== Data

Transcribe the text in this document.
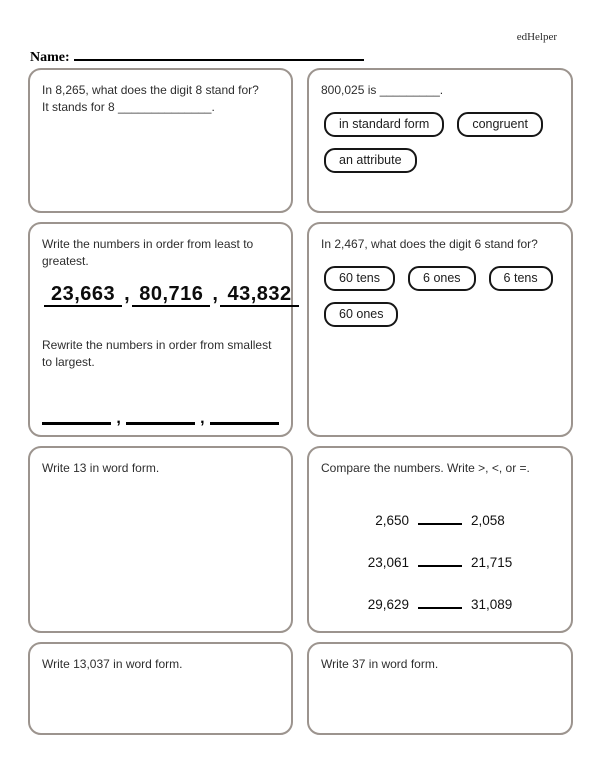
edHelper
Name:
In 8,265, what does the digit 8 stand for?
It stands for 8 ______________.
800,025 is _________.
in standard form	congruent
an attribute
Write the numbers in order from least to greatest.
23,663 , 80,716 , 43,832
Rewrite the numbers in order from smallest to largest.
,	,
In 2,467, what does the digit 6 stand for?
60 tens	6 ones	6 tens
60 ones
Write 13 in word form.	Compare the numbers. Write >, <, or =.
2,650	2,058
23,061	21,715
29,629	31,089
Write 13,037 in word form.	Write 37 in word form.
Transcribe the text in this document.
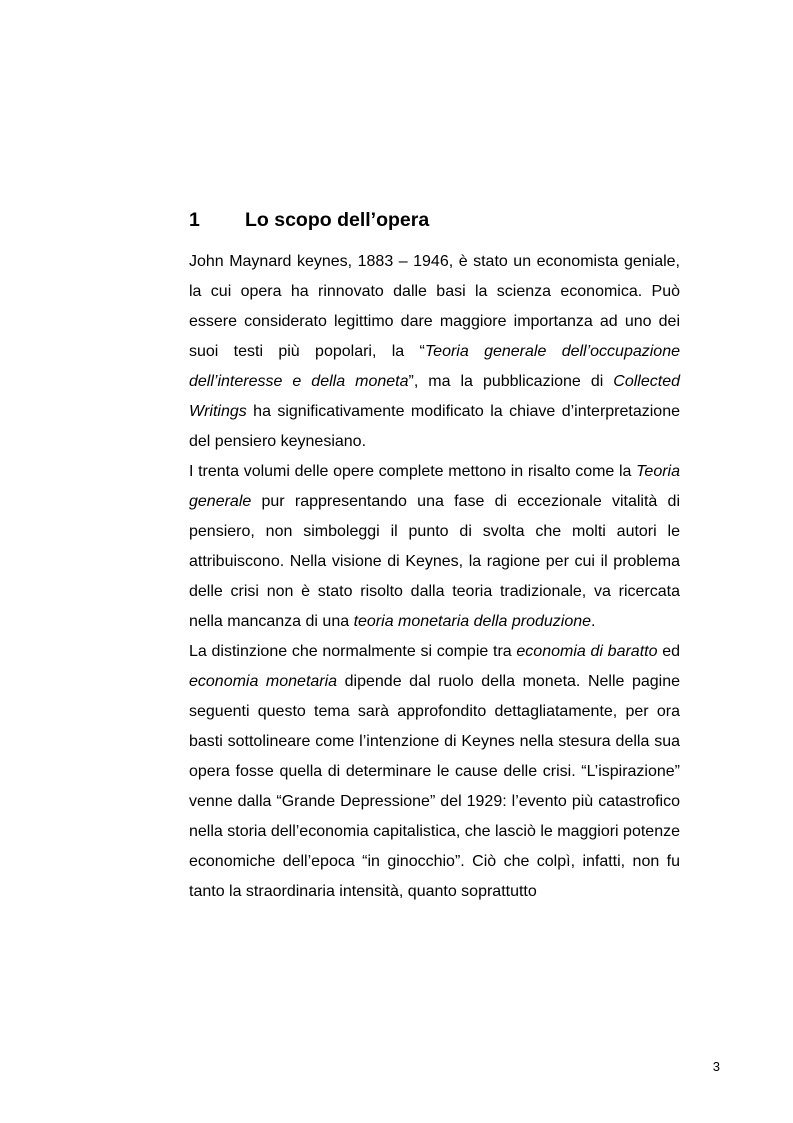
1 Lo scopo dell’opera

John Maynard keynes, 1883 – 1946, è stato un economista geniale, la cui opera ha rinnovato dalle basi la scienza economica. Può essere considerato legittimo dare maggiore importanza ad uno dei suoi testi più popolari, la “Teoria generale dell’occupazione dell’interesse e della moneta”, ma la pubblicazione di Collected Writings ha significativamente modificato la chiave d’interpretazione del pensiero keynesiano.

I trenta volumi delle opere complete mettono in risalto come la Teoria generale pur rappresentando una fase di eccezionale vitalità di pensiero, non simboleggi il punto di svolta che molti autori le attribuiscono. Nella visione di Keynes, la ragione per cui il problema delle crisi non è stato risolto dalla teoria tradizionale, va ricercata nella mancanza di una teoria monetaria della produzione.

La distinzione che normalmente si compie tra economia di baratto ed economia monetaria dipende dal ruolo della moneta. Nelle pagine seguenti questo tema sarà approfondito dettagliatamente, per ora basti sottolineare come l’intenzione di Keynes nella stesura della sua opera fosse quella di determinare le cause delle crisi. “L’ispirazione” venne dalla “Grande Depressione” del 1929: l’evento più catastrofico nella storia dell’economia capitalistica, che lasciò le maggiori potenze economiche dell’epoca “in ginocchio”. Ciò che colpì, infatti, non fu tanto la straordinaria intensità, quanto soprattutto

3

====

Direction: Give only the count of lines in this material that contain the string "numbers".

Result for this task: 3